= OBJECTIVE =
Search the records below for the word "France" and show every line where it occurs.

= MATERIAL FOR THE TASK =
================================
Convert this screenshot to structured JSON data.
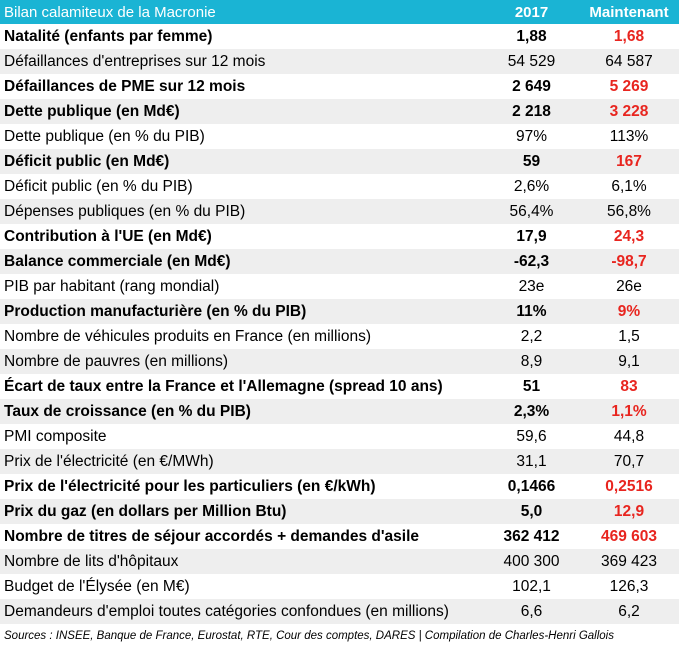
{
  "table": {
    "title": "Bilan calamiteux de la Macronie",
    "col_2017": "2017",
    "col_now": "Maintenant",
    "rows": [
      {
        "label": "Natalité (enfants par femme)",
        "v2017": "1,88",
        "now": "1,68",
        "bold": true
      },
      {
        "label": "Défaillances d'entreprises sur 12 mois",
        "v2017": "54 529",
        "now": "64 587",
        "bold": false
      },
      {
        "label": "Défaillances de PME sur 12 mois",
        "v2017": "2 649",
        "now": "5 269",
        "bold": true
      },
      {
        "label": "Dette publique (en Md€)",
        "v2017": "2 218",
        "now": "3 228",
        "bold": true
      },
      {
        "label": "Dette publique (en % du PIB)",
        "v2017": "97%",
        "now": "113%",
        "bold": false
      },
      {
        "label": "Déficit public (en Md€)",
        "v2017": "59",
        "now": "167",
        "bold": true
      },
      {
        "label": "Déficit public (en % du PIB)",
        "v2017": "2,6%",
        "now": "6,1%",
        "bold": false
      },
      {
        "label": "Dépenses publiques (en % du PIB)",
        "v2017": "56,4%",
        "now": "56,8%",
        "bold": false
      },
      {
        "label": "Contribution à l'UE (en Md€)",
        "v2017": "17,9",
        "now": "24,3",
        "bold": true
      },
      {
        "label": "Balance commerciale (en Md€)",
        "v2017": "-62,3",
        "now": "-98,7",
        "bold": true
      },
      {
        "label": "PIB par habitant (rang mondial)",
        "v2017": "23e",
        "now": "26e",
        "bold": false
      },
      {
        "label": "Production manufacturière (en % du PIB)",
        "v2017": "11%",
        "now": "9%",
        "bold": true
      },
      {
        "label": "Nombre de véhicules produits en France (en millions)",
        "v2017": "2,2",
        "now": "1,5",
        "bold": false
      },
      {
        "label": "Nombre de pauvres (en millions)",
        "v2017": "8,9",
        "now": "9,1",
        "bold": false
      },
      {
        "label": "Écart de taux entre la France et l'Allemagne (spread 10 ans)",
        "v2017": "51",
        "now": "83",
        "bold": true
      },
      {
        "label": "Taux de croissance (en % du PIB)",
        "v2017": "2,3%",
        "now": "1,1%",
        "bold": true
      },
      {
        "label": "PMI composite",
        "v2017": "59,6",
        "now": "44,8",
        "bold": false
      },
      {
        "label": "Prix de l'électricité (en €/MWh)",
        "v2017": "31,1",
        "now": "70,7",
        "bold": false
      },
      {
        "label": "Prix de l'électricité pour les particuliers (en €/kWh)",
        "v2017": "0,1466",
        "now": "0,2516",
        "bold": true
      },
      {
        "label": "Prix du gaz (en dollars per Million Btu)",
        "v2017": "5,0",
        "now": "12,9",
        "bold": true
      },
      {
        "label": "Nombre de titres de séjour accordés + demandes d'asile",
        "v2017": "362 412",
        "now": "469 603",
        "bold": true
      },
      {
        "label": "Nombre de lits d'hôpitaux",
        "v2017": "400 300",
        "now": "369 423",
        "bold": false
      },
      {
        "label": "Budget de l'Élysée (en M€)",
        "v2017": "102,1",
        "now": "126,3",
        "bold": false
      },
      {
        "label": "Demandeurs d'emploi toutes catégories confondues (en millions)",
        "v2017": "6,6",
        "now": "6,2",
        "bold": false
      }
    ]
  },
  "sources": "Sources : INSEE, Banque de France, Eurostat, RTE, Cour des comptes, DARES | Compilation de Charles-Henri Gallois",
  "colors": {
    "header_bg": "#1ab4d4",
    "highlight_red": "#e8251f",
    "stripe": "#eeeeee"
  }
}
================================
= EXERCISE SOLUTION =
        "label": "Nombre de véhicules produits en France (en millions)",
        "label": "Écart de taux entre la France et l'Allemagne (spread 10 ans)",
  "sources": "Sources : INSEE, Banque de France, Eurostat, RTE, Cour des comptes, DARES | Compilation de Charles-Henri Gallois",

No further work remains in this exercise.